→ Task details
Return only the number of lines holding the word "icon".

→ Records from a data source

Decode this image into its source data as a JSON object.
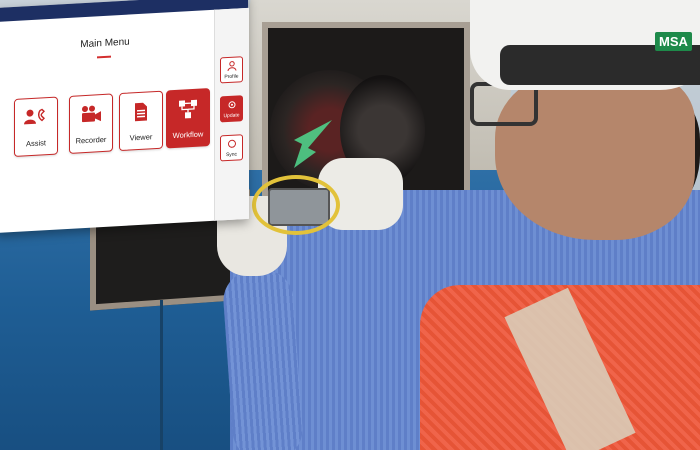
{
  "tablet": {
    "menu_title": "Main Menu",
    "tiles": [
      {
        "label": "Assist",
        "icon": "person-phone-icon",
        "active": false
      },
      {
        "label": "Recorder",
        "icon": "video-camera-icon",
        "active": false
      },
      {
        "label": "Viewer",
        "icon": "document-icon",
        "active": false
      },
      {
        "label": "Workflow",
        "icon": "workflow-icon",
        "active": true
      }
    ],
    "sidebar": [
      {
        "label": "Profile",
        "icon": "profile-icon",
        "active": false
      },
      {
        "label": "Update",
        "icon": "update-icon",
        "active": true
      },
      {
        "label": "Sync",
        "icon": "sync-icon",
        "active": false
      }
    ]
  },
  "colors": {
    "accent_red": "#c62828",
    "topbar_navy": "#1d2f63",
    "highlight_yellow": "#e2c23a",
    "arrow_green": "#4fd08a"
  },
  "helmet_brand": "MSA"
}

→ Complete answer
7